# Challenge:
Write the data out again exactly, dropping any images it holds.

— START OF The records —

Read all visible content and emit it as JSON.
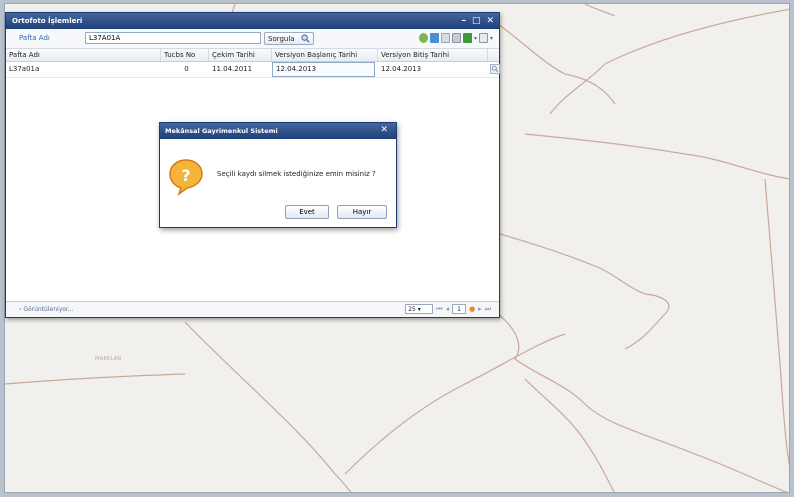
{
  "map": {
    "label": "MAKKLAN"
  },
  "window": {
    "title": "Ortofoto İşlemleri",
    "controls": [
      "–",
      "□",
      "✕"
    ],
    "toolbar": {
      "label": "Pafta Adı",
      "input_value": "L37A01A",
      "search_label": "Sorgula"
    },
    "columns": [
      "Pafta Adı",
      "Tucbs No",
      "Çekim Tarihi",
      "Versiyon Başlanıç Tarihi",
      "Versiyon Bitiş Tarihi"
    ],
    "rows": [
      [
        "L37a01a",
        "0",
        "11.04.2011",
        "12.04.2013",
        "12.04.2013"
      ]
    ],
    "footer": {
      "status": "Görüntüleniyor...",
      "page_size": "25",
      "current_page": "1"
    }
  },
  "dialog": {
    "title": "Mekânsal Gayrimenkul Sistemi",
    "close": "✕",
    "message": "Seçili kaydı silmek istediğinize emin misiniz ?",
    "yes_label": "Evet",
    "no_label": "Hayır"
  },
  "colors": {
    "titlebar": "#1f3f78",
    "map_bg": "#f2f0ec",
    "road": "#c9a89a",
    "warning_icon": "#f0a020"
  }
}
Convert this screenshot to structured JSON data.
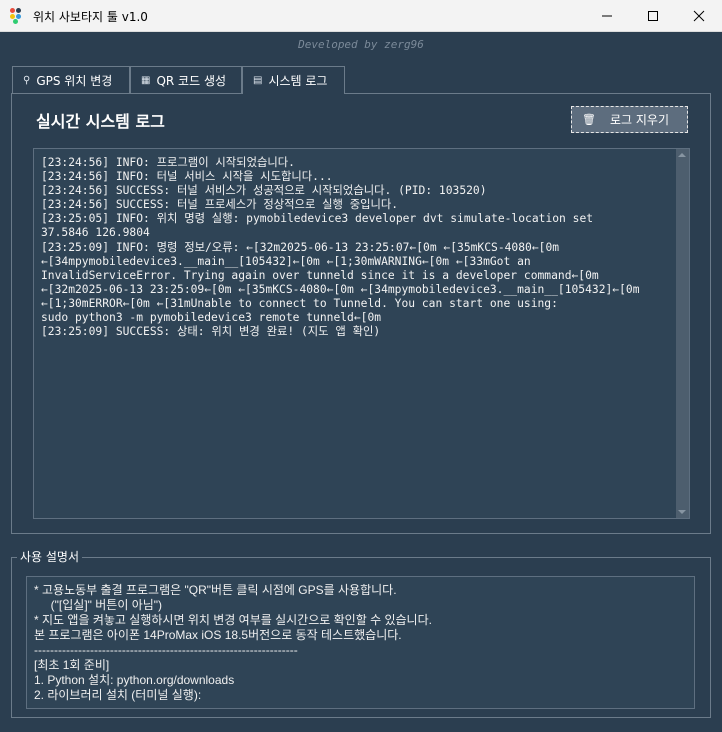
{
  "window": {
    "title": "위치 사보타지 툴 v1.0",
    "minimize_icon": "minimize-icon",
    "maximize_icon": "maximize-icon",
    "close_icon": "close-icon"
  },
  "developer": "Developed by zerg96",
  "tabs": [
    {
      "label": "GPS 위치 변경",
      "icon": "location-pin-icon",
      "active": false
    },
    {
      "label": "QR 코드 생성",
      "icon": "qr-icon",
      "active": false
    },
    {
      "label": "시스템 로그",
      "icon": "log-icon",
      "active": true
    }
  ],
  "log_panel": {
    "title": "실시간 시스템 로그",
    "clear_button": "로그 지우기",
    "clear_icon": "trash-icon",
    "lines": [
      "[23:24:56] INFO: 프로그램이 시작되었습니다.",
      "[23:24:56] INFO: 터널 서비스 시작을 시도합니다...",
      "[23:24:56] SUCCESS: 터널 서비스가 성공적으로 시작되었습니다. (PID: 103520)",
      "[23:24:56] SUCCESS: 터널 프로세스가 정상적으로 실행 중입니다.",
      "[23:25:05] INFO: 위치 명령 실행: pymobiledevice3 developer dvt simulate-location set",
      "37.5846 126.9804",
      "[23:25:09] INFO: 명령 정보/오류: ←[32m2025-06-13 23:25:07←[0m ←[35mKCS-4080←[0m",
      "←[34mpymobiledevice3.__main__[105432]←[0m ←[1;30mWARNING←[0m ←[33mGot an",
      "InvalidServiceError. Trying again over tunneld since it is a developer command←[0m",
      "←[32m2025-06-13 23:25:09←[0m ←[35mKCS-4080←[0m ←[34mpymobiledevice3.__main__[105432]←[0m",
      "←[1;30mERROR←[0m ←[31mUnable to connect to Tunneld. You can start one using:",
      "sudo python3 -m pymobiledevice3 remote tunneld←[0m",
      "[23:25:09] SUCCESS: 상태: 위치 변경 완료! (지도 앱 확인)"
    ]
  },
  "guide": {
    "legend": "사용 설명서",
    "lines": [
      "* 고용노동부 출결 프로그램은 \"QR\"버튼 클릭 시점에 GPS를 사용합니다.",
      "     (\"[입실]\" 버튼이 아님\")",
      "* 지도 앱을 켜놓고 실행하시면 위치 변경 여부를 실시간으로 확인할 수 있습니다.",
      "본 프로그램은 아이폰 14ProMax iOS 18.5버전으로 동작 테스트했습니다.",
      "------------------------------------------------------------------",
      "[최초 1회 준비]",
      "1. Python 설치: python.org/downloads",
      "2. 라이브러리 설치 (터미널 실행):"
    ]
  },
  "colors": {
    "background": "#2b3e50",
    "titlebar": "#f3f3f3",
    "button": "#5d6d7e",
    "textbox": "#2f4456"
  }
}
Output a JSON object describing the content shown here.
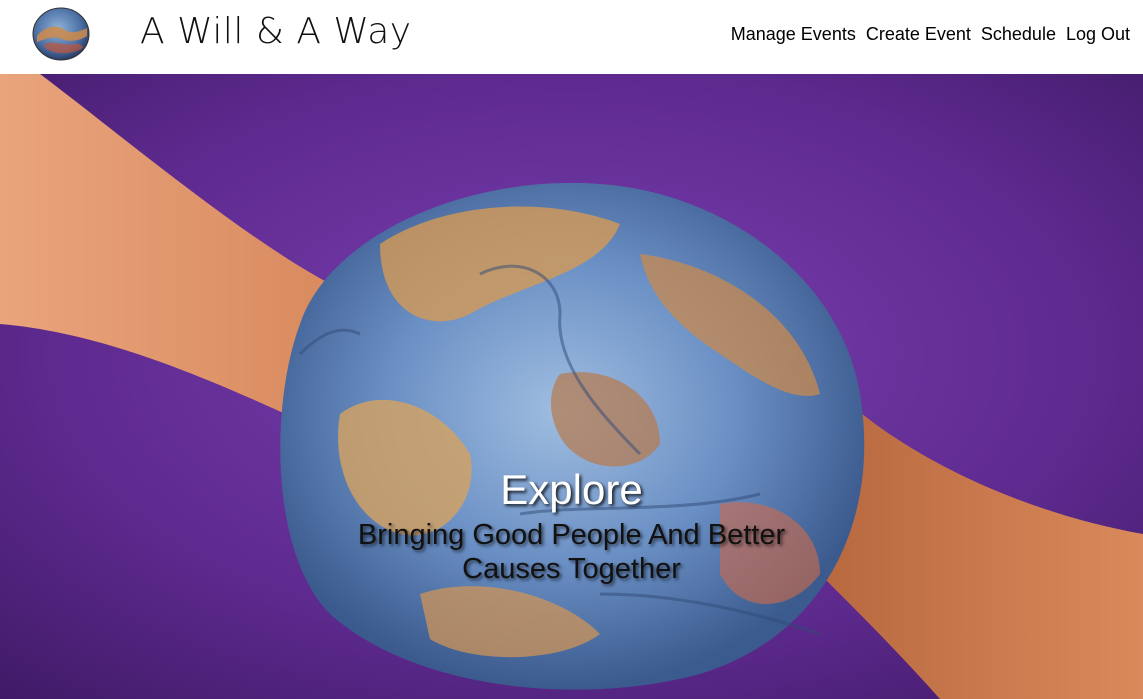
{
  "brand": {
    "title": "A Will & A Way",
    "logo_icon": "globe-hands-icon"
  },
  "nav": {
    "items": [
      {
        "label": "Manage Events"
      },
      {
        "label": "Create Event"
      },
      {
        "label": "Schedule"
      },
      {
        "label": "Log Out"
      }
    ]
  },
  "hero": {
    "title": "Explore",
    "subtitle": "Bringing Good People And Better Causes Together",
    "background_color": "#5e2a8f",
    "image_icon": "globe-painted-hands-illustration"
  }
}
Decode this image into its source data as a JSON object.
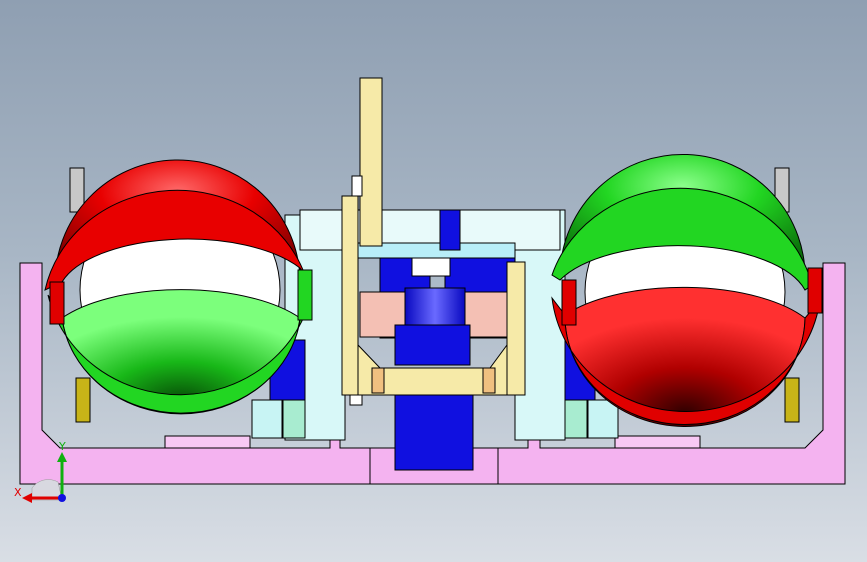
{
  "viewport": {
    "background_top": "#8f9fb2",
    "background_bottom": "#d9dee5"
  },
  "colors": {
    "base_frame": "#f4b3f0",
    "sphere_red": "#e00000",
    "sphere_green": "#1ecf1e",
    "insert_blue": "#1010e0",
    "light_cyan": "#c8f4f4",
    "mint": "#a8ecd0",
    "cream": "#f6eaa8",
    "salmon": "#f4c0b4",
    "nut_yellow": "#c8b418",
    "bolt_grey": "#c8c8c8",
    "white": "#ffffff"
  },
  "triad": {
    "x_label": "X",
    "y_label": "Y"
  }
}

— END OF The records —

# Solution to the problem:
Read all visible content and emit it as JSON.
{
  "map": {
    "label": "MAKKLAN"
  },
  "window": {
    "title": "Ortofoto İşlemleri",
    "controls": [
      "–",
      "□",
      "✕"
    ],
    "toolbar": {
      "label": "Pafta Adı",
      "input_value": "L37A01A",
      "search_label": "Sorgula"
    },
    "columns": [
      "Pafta Adı",
      "Tucbs No",
      "Çekim Tarihi",
      "Versiyon Başlanıç Tarihi",
      "Versiyon Bitiş Tarihi"
    ],
    "rows": [
      [
        "L37a01a",
        "0",
        "11.04.2011",
        "12.04.2013",
        "12.04.2013"
      ]
    ],
    "footer": {
      "status": "Görüntüleniyor...",
      "page_size": "25",
      "current_page": "1"
    }
  },
  "dialog": {
    "title": "Mekânsal Gayrimenkul Sistemi",
    "close": "✕",
    "message": "Seçili kaydı silmek istediğinize emin misiniz ?",
    "yes_label": "Evet",
    "no_label": "Hayır"
  },
  "colors": {
    "titlebar": "#1f3f78",
    "map_bg": "#f2f0ec",
    "road": "#c9a89a",
    "warning_icon": "#f0a020"
  }
}
Convert this screenshot to structured JSON data.
{
  "window": {
    "title": "위치 사보타지 툴 v1.0",
    "minimize_icon": "minimize-icon",
    "maximize_icon": "maximize-icon",
    "close_icon": "close-icon"
  },
  "developer": "Developed by zerg96",
  "tabs": [
    {
      "label": "GPS 위치 변경",
      "icon": "location-pin-icon",
      "active": false
    },
    {
      "label": "QR 코드 생성",
      "icon": "qr-icon",
      "active": false
    },
    {
      "label": "시스템 로그",
      "icon": "log-icon",
      "active": true
    }
  ],
  "log_panel": {
    "title": "실시간 시스템 로그",
    "clear_button": "로그 지우기",
    "clear_icon": "trash-icon",
    "lines": [
      "[23:24:56] INFO: 프로그램이 시작되었습니다.",
      "[23:24:56] INFO: 터널 서비스 시작을 시도합니다...",
      "[23:24:56] SUCCESS: 터널 서비스가 성공적으로 시작되었습니다. (PID: 103520)",
      "[23:24:56] SUCCESS: 터널 프로세스가 정상적으로 실행 중입니다.",
      "[23:25:05] INFO: 위치 명령 실행: pymobiledevice3 developer dvt simulate-location set",
      "37.5846 126.9804",
      "[23:25:09] INFO: 명령 정보/오류: ←[32m2025-06-13 23:25:07←[0m ←[35mKCS-4080←[0m",
      "←[34mpymobiledevice3.__main__[105432]←[0m ←[1;30mWARNING←[0m ←[33mGot an",
      "InvalidServiceError. Trying again over tunneld since it is a developer command←[0m",
      "←[32m2025-06-13 23:25:09←[0m ←[35mKCS-4080←[0m ←[34mpymobiledevice3.__main__[105432]←[0m",
      "←[1;30mERROR←[0m ←[31mUnable to connect to Tunneld. You can start one using:",
      "sudo python3 -m pymobiledevice3 remote tunneld←[0m",
      "[23:25:09] SUCCESS: 상태: 위치 변경 완료! (지도 앱 확인)"
    ]
  },
  "guide": {
    "legend": "사용 설명서",
    "lines": [
      "* 고용노동부 출결 프로그램은 \"QR\"버튼 클릭 시점에 GPS를 사용합니다.",
      "     (\"[입실]\" 버튼이 아님\")",
      "* 지도 앱을 켜놓고 실행하시면 위치 변경 여부를 실시간으로 확인할 수 있습니다.",
      "본 프로그램은 아이폰 14ProMax iOS 18.5버전으로 동작 테스트했습니다.",
      "------------------------------------------------------------------",
      "[최초 1회 준비]",
      "1. Python 설치: python.org/downloads",
      "2. 라이브러리 설치 (터미널 실행):"
    ]
  },
  "colors": {
    "background": "#2b3e50",
    "titlebar": "#f3f3f3",
    "button": "#5d6d7e",
    "textbox": "#2f4456"
  }
}
Output a JSON object describing the content shown here.
{
  "brand": {
    "title": "A Will & A Way",
    "logo_icon": "globe-hands-icon"
  },
  "nav": {
    "items": [
      {
        "label": "Manage Events"
      },
      {
        "label": "Create Event"
      },
      {
        "label": "Schedule"
      },
      {
        "label": "Log Out"
      }
    ]
  },
  "hero": {
    "title": "Explore",
    "subtitle": "Bringing Good People And Better Causes Together",
    "background_color": "#5e2a8f",
    "image_icon": "globe-painted-hands-illustration"
  }
}
Decode this image into its source data as a JSON object.
{
  "viewport": {
    "background_top": "#8f9fb2",
    "background_bottom": "#d9dee5"
  },
  "colors": {
    "base_frame": "#f4b3f0",
    "sphere_red": "#e00000",
    "sphere_green": "#1ecf1e",
    "insert_blue": "#1010e0",
    "light_cyan": "#c8f4f4",
    "mint": "#a8ecd0",
    "cream": "#f6eaa8",
    "salmon": "#f4c0b4",
    "nut_yellow": "#c8b418",
    "bolt_grey": "#c8c8c8",
    "white": "#ffffff"
  },
  "triad": {
    "x_label": "X",
    "y_label": "Y"
  }
}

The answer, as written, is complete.